* [Short problem]
Scan the records for the string "text"; copy each line where it occurs.

begin Data lines

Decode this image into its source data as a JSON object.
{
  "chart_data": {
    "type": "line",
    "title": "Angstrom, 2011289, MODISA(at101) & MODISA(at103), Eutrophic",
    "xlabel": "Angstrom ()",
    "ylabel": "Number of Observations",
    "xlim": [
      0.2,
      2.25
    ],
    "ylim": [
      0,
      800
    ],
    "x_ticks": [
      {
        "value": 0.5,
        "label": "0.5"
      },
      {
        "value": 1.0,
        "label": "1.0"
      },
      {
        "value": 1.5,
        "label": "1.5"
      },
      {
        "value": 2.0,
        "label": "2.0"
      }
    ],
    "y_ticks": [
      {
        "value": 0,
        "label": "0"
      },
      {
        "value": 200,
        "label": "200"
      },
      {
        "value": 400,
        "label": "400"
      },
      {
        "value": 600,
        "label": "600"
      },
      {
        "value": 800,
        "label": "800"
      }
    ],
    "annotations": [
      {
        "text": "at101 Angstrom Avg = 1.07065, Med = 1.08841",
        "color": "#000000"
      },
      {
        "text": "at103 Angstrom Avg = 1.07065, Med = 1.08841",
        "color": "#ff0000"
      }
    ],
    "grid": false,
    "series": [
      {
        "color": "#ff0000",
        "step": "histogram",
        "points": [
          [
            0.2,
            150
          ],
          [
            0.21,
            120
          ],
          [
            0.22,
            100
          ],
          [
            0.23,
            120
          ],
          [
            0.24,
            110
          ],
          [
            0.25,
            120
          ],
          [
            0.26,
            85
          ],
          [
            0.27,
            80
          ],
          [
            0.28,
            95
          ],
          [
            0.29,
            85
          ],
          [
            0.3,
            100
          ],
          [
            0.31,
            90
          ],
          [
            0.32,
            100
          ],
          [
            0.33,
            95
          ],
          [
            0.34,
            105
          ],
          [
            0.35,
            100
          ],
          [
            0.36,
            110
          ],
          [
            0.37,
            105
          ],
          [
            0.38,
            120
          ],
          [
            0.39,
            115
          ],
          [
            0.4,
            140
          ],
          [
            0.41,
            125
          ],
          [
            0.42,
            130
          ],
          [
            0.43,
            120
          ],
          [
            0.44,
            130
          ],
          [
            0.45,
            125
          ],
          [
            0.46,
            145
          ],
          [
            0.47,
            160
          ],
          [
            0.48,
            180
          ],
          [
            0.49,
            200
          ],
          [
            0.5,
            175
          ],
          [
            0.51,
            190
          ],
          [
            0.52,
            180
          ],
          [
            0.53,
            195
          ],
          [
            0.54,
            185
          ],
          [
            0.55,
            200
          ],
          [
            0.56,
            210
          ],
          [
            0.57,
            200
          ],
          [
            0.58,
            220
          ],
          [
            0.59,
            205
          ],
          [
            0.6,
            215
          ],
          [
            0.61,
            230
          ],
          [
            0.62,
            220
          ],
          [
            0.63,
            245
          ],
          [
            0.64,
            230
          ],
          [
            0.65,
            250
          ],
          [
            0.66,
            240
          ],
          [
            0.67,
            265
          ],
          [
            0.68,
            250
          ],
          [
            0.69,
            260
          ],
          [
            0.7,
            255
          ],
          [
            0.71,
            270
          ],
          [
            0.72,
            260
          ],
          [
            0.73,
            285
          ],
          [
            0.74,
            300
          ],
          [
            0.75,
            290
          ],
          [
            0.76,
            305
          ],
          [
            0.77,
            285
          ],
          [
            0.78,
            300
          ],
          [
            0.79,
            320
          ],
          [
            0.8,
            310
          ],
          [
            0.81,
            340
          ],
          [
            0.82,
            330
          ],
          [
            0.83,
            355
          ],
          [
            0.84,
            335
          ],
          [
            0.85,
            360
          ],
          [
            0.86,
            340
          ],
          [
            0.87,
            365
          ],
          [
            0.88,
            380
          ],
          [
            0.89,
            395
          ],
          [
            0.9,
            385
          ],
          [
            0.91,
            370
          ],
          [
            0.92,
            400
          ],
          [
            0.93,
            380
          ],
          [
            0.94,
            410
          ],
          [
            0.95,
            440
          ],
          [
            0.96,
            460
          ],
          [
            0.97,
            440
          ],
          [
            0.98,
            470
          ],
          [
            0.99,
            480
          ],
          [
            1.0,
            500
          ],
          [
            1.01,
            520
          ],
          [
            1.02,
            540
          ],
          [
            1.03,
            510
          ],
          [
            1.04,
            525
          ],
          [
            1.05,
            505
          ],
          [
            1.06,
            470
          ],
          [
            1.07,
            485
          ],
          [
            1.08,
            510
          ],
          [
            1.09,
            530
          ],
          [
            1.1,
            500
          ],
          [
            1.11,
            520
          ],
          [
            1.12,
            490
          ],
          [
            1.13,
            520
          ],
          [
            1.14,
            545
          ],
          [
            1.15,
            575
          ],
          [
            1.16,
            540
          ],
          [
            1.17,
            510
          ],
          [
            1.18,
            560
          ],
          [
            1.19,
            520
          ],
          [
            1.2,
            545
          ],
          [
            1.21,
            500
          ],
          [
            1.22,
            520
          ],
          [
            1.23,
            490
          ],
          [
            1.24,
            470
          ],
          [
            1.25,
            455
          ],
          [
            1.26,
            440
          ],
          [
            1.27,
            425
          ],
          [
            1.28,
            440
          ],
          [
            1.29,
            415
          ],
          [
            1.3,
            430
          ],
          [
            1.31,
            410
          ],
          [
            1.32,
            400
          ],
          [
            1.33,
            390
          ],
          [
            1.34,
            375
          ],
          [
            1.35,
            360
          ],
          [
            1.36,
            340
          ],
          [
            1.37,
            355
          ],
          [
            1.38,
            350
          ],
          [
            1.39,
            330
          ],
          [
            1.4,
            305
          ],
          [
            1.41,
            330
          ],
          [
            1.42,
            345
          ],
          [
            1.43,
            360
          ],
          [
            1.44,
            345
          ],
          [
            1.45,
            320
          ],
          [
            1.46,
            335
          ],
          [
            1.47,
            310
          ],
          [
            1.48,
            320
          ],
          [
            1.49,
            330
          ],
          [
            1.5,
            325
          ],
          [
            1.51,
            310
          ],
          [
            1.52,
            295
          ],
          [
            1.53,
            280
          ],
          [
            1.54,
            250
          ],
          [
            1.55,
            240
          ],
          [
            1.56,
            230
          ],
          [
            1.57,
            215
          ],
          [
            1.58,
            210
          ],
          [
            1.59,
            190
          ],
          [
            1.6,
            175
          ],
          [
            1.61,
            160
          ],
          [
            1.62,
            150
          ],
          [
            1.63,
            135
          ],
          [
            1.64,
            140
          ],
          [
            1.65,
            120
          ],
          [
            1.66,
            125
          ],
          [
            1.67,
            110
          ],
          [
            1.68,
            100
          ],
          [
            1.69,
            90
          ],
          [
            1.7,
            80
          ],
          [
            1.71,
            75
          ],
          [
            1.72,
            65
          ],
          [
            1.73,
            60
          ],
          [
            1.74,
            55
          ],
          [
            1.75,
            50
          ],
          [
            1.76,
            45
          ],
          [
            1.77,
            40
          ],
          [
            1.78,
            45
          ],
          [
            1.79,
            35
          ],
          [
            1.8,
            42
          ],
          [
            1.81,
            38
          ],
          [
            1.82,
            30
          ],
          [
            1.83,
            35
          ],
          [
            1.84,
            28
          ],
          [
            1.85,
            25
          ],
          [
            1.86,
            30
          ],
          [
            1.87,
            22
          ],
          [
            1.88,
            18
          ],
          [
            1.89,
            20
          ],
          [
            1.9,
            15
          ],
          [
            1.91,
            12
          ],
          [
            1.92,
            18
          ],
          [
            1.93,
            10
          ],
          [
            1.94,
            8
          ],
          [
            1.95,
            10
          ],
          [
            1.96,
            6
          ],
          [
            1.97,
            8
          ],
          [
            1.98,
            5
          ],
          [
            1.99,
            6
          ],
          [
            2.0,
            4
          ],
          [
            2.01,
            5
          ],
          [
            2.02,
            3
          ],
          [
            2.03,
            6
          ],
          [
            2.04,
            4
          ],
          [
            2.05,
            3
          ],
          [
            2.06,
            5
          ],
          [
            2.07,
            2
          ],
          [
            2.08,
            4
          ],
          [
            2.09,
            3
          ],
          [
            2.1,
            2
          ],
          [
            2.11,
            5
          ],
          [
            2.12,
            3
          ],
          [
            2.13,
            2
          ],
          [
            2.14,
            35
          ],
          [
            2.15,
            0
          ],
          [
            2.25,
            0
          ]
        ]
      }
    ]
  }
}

end Data lines

* [Task response]
        "text": "at101 Angstrom Avg = 1.07065, Med = 1.08841",
        "text": "at103 Angstrom Avg = 1.07065, Med = 1.08841",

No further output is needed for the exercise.